++++ MATERIAL SHOWN

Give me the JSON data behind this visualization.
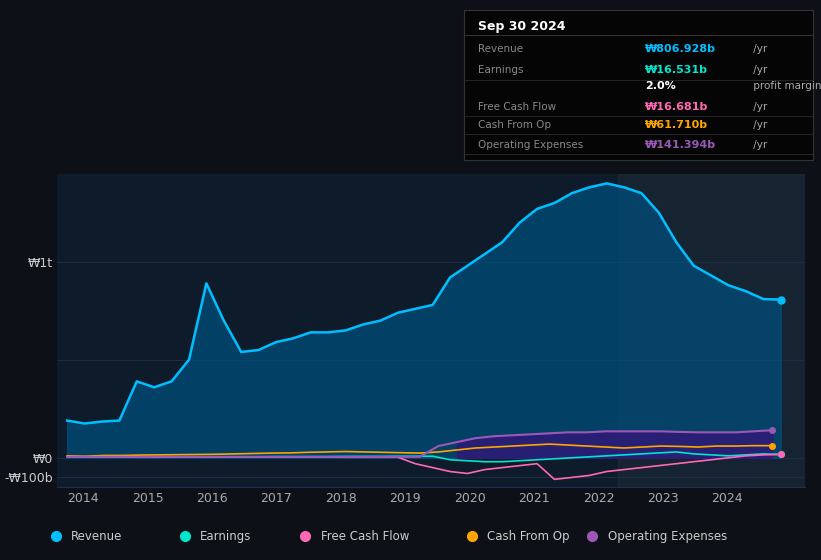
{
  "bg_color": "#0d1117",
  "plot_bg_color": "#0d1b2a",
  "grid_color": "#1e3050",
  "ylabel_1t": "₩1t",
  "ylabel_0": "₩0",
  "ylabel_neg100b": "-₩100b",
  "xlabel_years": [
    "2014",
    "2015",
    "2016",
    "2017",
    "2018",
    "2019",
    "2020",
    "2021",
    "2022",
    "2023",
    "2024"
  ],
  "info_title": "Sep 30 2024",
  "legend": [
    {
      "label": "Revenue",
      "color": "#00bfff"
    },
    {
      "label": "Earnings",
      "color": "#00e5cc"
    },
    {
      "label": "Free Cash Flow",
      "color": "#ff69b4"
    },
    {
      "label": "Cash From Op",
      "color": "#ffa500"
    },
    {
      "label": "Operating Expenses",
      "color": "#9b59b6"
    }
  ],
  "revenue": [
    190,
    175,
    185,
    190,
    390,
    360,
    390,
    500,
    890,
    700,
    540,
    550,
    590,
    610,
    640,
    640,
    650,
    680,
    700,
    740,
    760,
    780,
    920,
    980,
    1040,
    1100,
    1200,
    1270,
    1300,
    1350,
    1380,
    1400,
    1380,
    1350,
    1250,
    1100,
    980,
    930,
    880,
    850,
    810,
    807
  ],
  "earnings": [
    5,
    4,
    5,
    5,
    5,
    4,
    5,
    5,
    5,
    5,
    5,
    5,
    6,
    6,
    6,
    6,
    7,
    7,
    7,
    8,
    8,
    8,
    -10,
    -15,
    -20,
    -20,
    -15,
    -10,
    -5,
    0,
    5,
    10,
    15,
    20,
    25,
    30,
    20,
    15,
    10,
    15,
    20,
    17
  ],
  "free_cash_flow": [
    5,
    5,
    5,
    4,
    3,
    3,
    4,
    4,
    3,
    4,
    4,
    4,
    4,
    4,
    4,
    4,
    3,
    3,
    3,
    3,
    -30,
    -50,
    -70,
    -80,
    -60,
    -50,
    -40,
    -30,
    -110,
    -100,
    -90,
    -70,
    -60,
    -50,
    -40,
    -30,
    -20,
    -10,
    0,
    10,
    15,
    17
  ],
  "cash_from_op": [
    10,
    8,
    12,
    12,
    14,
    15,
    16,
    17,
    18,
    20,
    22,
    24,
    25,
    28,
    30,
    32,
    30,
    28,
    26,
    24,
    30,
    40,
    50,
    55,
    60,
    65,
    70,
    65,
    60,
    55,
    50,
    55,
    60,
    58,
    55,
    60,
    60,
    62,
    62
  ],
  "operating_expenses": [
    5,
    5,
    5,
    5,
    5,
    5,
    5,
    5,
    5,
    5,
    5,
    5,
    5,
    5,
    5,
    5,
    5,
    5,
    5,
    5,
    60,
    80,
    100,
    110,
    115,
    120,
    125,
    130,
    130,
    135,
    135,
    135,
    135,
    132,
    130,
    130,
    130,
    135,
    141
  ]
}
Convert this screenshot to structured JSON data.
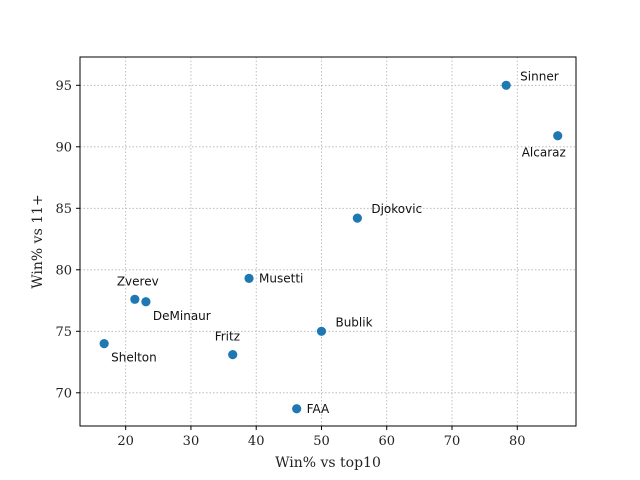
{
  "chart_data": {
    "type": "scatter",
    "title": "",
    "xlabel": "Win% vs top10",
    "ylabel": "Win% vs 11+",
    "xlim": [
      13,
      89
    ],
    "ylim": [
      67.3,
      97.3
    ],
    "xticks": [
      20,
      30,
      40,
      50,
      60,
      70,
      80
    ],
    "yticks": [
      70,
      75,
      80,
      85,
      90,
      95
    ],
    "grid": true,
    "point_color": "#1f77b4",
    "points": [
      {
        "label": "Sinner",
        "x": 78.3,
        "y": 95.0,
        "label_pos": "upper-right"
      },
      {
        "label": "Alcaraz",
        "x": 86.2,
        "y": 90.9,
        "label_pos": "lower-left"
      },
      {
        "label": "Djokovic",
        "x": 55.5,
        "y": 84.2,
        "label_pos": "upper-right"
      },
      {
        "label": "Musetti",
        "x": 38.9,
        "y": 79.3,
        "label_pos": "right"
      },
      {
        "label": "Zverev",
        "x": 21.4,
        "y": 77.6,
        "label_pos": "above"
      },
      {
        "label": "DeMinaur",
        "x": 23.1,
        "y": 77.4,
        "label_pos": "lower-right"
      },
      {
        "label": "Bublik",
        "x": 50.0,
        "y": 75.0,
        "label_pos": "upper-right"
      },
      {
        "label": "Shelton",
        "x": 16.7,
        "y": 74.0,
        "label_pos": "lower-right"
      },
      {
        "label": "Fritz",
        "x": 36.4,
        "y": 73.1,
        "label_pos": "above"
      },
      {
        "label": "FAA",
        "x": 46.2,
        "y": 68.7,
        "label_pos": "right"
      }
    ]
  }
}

++++++++

## WRITTEN TASK
Which lines contain the word "JSON"? Return each of them.

## ANSWER FOR THE TASK
Give me the JSON data behind this visualization.
Convert this screenshot to structured JSON data.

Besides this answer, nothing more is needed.